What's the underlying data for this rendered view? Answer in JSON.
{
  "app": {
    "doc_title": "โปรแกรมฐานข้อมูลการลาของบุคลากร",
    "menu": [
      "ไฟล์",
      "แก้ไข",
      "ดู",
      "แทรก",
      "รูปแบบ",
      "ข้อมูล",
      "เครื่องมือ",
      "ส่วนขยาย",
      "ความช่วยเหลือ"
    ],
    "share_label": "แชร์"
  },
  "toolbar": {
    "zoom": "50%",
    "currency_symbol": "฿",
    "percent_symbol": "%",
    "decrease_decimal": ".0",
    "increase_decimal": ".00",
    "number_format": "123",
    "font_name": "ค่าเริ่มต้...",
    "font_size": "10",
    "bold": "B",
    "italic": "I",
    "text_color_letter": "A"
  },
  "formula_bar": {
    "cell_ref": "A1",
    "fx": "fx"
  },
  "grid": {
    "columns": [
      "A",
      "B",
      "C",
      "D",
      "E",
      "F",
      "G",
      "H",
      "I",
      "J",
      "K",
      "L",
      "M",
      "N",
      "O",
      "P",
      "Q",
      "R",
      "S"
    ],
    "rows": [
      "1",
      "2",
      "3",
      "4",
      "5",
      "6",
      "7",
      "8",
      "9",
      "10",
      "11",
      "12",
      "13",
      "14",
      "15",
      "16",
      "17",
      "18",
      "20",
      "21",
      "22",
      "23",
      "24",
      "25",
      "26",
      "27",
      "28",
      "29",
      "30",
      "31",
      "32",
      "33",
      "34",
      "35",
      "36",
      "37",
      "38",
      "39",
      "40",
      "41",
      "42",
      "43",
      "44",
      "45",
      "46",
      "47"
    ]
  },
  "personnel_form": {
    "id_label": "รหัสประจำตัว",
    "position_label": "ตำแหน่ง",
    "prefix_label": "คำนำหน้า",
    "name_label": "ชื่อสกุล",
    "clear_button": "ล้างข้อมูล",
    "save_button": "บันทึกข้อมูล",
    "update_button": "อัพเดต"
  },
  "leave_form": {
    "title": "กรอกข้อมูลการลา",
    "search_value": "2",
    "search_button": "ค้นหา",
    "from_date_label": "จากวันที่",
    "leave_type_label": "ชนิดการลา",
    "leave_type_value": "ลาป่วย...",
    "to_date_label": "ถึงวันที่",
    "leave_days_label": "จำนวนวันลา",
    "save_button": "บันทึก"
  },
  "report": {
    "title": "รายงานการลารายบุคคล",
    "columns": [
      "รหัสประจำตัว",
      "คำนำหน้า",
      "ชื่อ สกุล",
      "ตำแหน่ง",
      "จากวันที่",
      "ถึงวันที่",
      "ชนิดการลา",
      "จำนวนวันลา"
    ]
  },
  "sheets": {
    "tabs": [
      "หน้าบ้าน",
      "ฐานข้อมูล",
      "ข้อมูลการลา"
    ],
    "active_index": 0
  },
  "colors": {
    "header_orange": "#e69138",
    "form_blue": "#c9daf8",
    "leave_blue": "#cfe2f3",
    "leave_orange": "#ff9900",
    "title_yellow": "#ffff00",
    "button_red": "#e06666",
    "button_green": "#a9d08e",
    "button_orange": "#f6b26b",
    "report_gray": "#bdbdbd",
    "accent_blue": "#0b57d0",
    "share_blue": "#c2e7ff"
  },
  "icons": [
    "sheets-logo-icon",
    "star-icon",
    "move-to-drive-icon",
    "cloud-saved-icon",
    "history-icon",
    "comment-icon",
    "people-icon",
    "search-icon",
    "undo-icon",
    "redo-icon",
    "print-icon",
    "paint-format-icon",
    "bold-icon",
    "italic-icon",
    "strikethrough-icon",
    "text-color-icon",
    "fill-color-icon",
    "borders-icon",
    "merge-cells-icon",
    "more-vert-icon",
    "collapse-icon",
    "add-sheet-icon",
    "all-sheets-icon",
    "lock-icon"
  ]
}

[Given request]:
Transcribe all of the entries without altering anything.

[Result of this exercise]:
What's the underlying data for this rendered view? Answer in JSON.
{
  "app": {
    "doc_title": "โปรแกรมฐานข้อมูลการลาของบุคลากร",
    "menu": [
      "ไฟล์",
      "แก้ไข",
      "ดู",
      "แทรก",
      "รูปแบบ",
      "ข้อมูล",
      "เครื่องมือ",
      "ส่วนขยาย",
      "ความช่วยเหลือ"
    ],
    "share_label": "แชร์"
  },
  "toolbar": {
    "zoom": "50%",
    "currency_symbol": "฿",
    "percent_symbol": "%",
    "decrease_decimal": ".0",
    "increase_decimal": ".00",
    "number_format": "123",
    "font_name": "ค่าเริ่มต้...",
    "font_size": "10",
    "bold": "B",
    "italic": "I",
    "text_color_letter": "A"
  },
  "formula_bar": {
    "cell_ref": "A1",
    "fx": "fx"
  },
  "grid": {
    "columns": [
      "A",
      "B",
      "C",
      "D",
      "E",
      "F",
      "G",
      "H",
      "I",
      "J",
      "K",
      "L",
      "M",
      "N",
      "O",
      "P",
      "Q",
      "R",
      "S"
    ],
    "rows": [
      "1",
      "2",
      "3",
      "4",
      "5",
      "6",
      "7",
      "8",
      "9",
      "10",
      "11",
      "12",
      "13",
      "14",
      "15",
      "16",
      "17",
      "18",
      "20",
      "21",
      "22",
      "23",
      "24",
      "25",
      "26",
      "27",
      "28",
      "29",
      "30",
      "31",
      "32",
      "33",
      "34",
      "35",
      "36",
      "37",
      "38",
      "39",
      "40",
      "41",
      "42",
      "43",
      "44",
      "45",
      "46",
      "47"
    ]
  },
  "personnel_form": {
    "id_label": "รหัสประจำตัว",
    "position_label": "ตำแหน่ง",
    "prefix_label": "คำนำหน้า",
    "name_label": "ชื่อสกุล",
    "clear_button": "ล้างข้อมูล",
    "save_button": "บันทึกข้อมูล",
    "update_button": "อัพเดต"
  },
  "leave_form": {
    "title": "กรอกข้อมูลการลา",
    "search_value": "2",
    "search_button": "ค้นหา",
    "from_date_label": "จากวันที่",
    "leave_type_label": "ชนิดการลา",
    "leave_type_value": "ลาป่วย...",
    "to_date_label": "ถึงวันที่",
    "leave_days_label": "จำนวนวันลา",
    "save_button": "บันทึก"
  },
  "report": {
    "title": "รายงานการลารายบุคคล",
    "columns": [
      "รหัสประจำตัว",
      "คำนำหน้า",
      "ชื่อ สกุล",
      "ตำแหน่ง",
      "จากวันที่",
      "ถึงวันที่",
      "ชนิดการลา",
      "จำนวนวันลา"
    ]
  },
  "sheets": {
    "tabs": [
      "หน้าบ้าน",
      "ฐานข้อมูล",
      "ข้อมูลการลา"
    ],
    "active_index": 0
  },
  "colors": {
    "header_orange": "#e69138",
    "form_blue": "#c9daf8",
    "leave_blue": "#cfe2f3",
    "leave_orange": "#ff9900",
    "title_yellow": "#ffff00",
    "button_red": "#e06666",
    "button_green": "#a9d08e",
    "button_orange": "#f6b26b",
    "report_gray": "#bdbdbd",
    "accent_blue": "#0b57d0",
    "share_blue": "#c2e7ff"
  },
  "icons": [
    "sheets-logo-icon",
    "star-icon",
    "move-to-drive-icon",
    "cloud-saved-icon",
    "history-icon",
    "comment-icon",
    "people-icon",
    "search-icon",
    "undo-icon",
    "redo-icon",
    "print-icon",
    "paint-format-icon",
    "bold-icon",
    "italic-icon",
    "strikethrough-icon",
    "text-color-icon",
    "fill-color-icon",
    "borders-icon",
    "merge-cells-icon",
    "more-vert-icon",
    "collapse-icon",
    "add-sheet-icon",
    "all-sheets-icon",
    "lock-icon"
  ]
}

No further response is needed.